## [Data for processing]
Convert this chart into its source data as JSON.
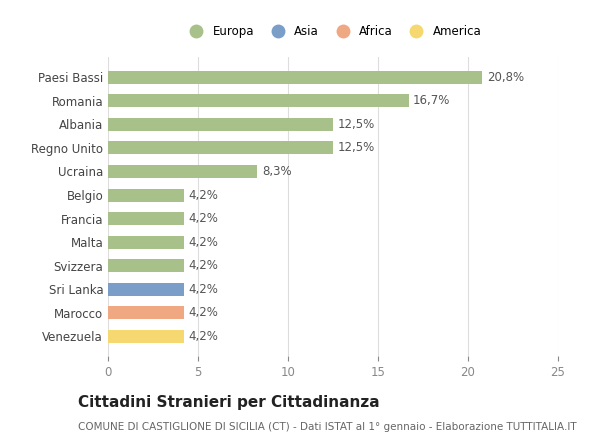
{
  "categories": [
    "Venezuela",
    "Marocco",
    "Sri Lanka",
    "Svizzera",
    "Malta",
    "Francia",
    "Belgio",
    "Ucraina",
    "Regno Unito",
    "Albania",
    "Romania",
    "Paesi Bassi"
  ],
  "values": [
    4.2,
    4.2,
    4.2,
    4.2,
    4.2,
    4.2,
    4.2,
    8.3,
    12.5,
    12.5,
    16.7,
    20.8
  ],
  "labels": [
    "4,2%",
    "4,2%",
    "4,2%",
    "4,2%",
    "4,2%",
    "4,2%",
    "4,2%",
    "8,3%",
    "12,5%",
    "12,5%",
    "16,7%",
    "20,8%"
  ],
  "colors": [
    "#F5D870",
    "#F0A882",
    "#7B9EC8",
    "#A8C08A",
    "#A8C08A",
    "#A8C08A",
    "#A8C08A",
    "#A8C08A",
    "#A8C08A",
    "#A8C08A",
    "#A8C08A",
    "#A8C08A"
  ],
  "legend": [
    {
      "label": "Europa",
      "color": "#A8C08A"
    },
    {
      "label": "Asia",
      "color": "#7B9EC8"
    },
    {
      "label": "Africa",
      "color": "#F0A882"
    },
    {
      "label": "America",
      "color": "#F5D870"
    }
  ],
  "xlim": [
    0,
    25
  ],
  "xticks": [
    0,
    5,
    10,
    15,
    20,
    25
  ],
  "title": "Cittadini Stranieri per Cittadinanza",
  "subtitle": "COMUNE DI CASTIGLIONE DI SICILIA (CT) - Dati ISTAT al 1° gennaio - Elaborazione TUTTITALIA.IT",
  "background_color": "#ffffff",
  "grid_color": "#dddddd",
  "bar_height": 0.55,
  "label_fontsize": 8.5,
  "tick_fontsize": 8.5,
  "title_fontsize": 11,
  "subtitle_fontsize": 7.5
}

## [Work to do]
Retype everything in the material word for word, minus pictures.

## [Task result]
Convert this chart into its source data as JSON.
{
  "categories": [
    "Venezuela",
    "Marocco",
    "Sri Lanka",
    "Svizzera",
    "Malta",
    "Francia",
    "Belgio",
    "Ucraina",
    "Regno Unito",
    "Albania",
    "Romania",
    "Paesi Bassi"
  ],
  "values": [
    4.2,
    4.2,
    4.2,
    4.2,
    4.2,
    4.2,
    4.2,
    8.3,
    12.5,
    12.5,
    16.7,
    20.8
  ],
  "labels": [
    "4,2%",
    "4,2%",
    "4,2%",
    "4,2%",
    "4,2%",
    "4,2%",
    "4,2%",
    "8,3%",
    "12,5%",
    "12,5%",
    "16,7%",
    "20,8%"
  ],
  "colors": [
    "#F5D870",
    "#F0A882",
    "#7B9EC8",
    "#A8C08A",
    "#A8C08A",
    "#A8C08A",
    "#A8C08A",
    "#A8C08A",
    "#A8C08A",
    "#A8C08A",
    "#A8C08A",
    "#A8C08A"
  ],
  "legend": [
    {
      "label": "Europa",
      "color": "#A8C08A"
    },
    {
      "label": "Asia",
      "color": "#7B9EC8"
    },
    {
      "label": "Africa",
      "color": "#F0A882"
    },
    {
      "label": "America",
      "color": "#F5D870"
    }
  ],
  "xlim": [
    0,
    25
  ],
  "xticks": [
    0,
    5,
    10,
    15,
    20,
    25
  ],
  "title": "Cittadini Stranieri per Cittadinanza",
  "subtitle": "COMUNE DI CASTIGLIONE DI SICILIA (CT) - Dati ISTAT al 1° gennaio - Elaborazione TUTTITALIA.IT",
  "background_color": "#ffffff",
  "grid_color": "#dddddd",
  "bar_height": 0.55,
  "label_fontsize": 8.5,
  "tick_fontsize": 8.5,
  "title_fontsize": 11,
  "subtitle_fontsize": 7.5
}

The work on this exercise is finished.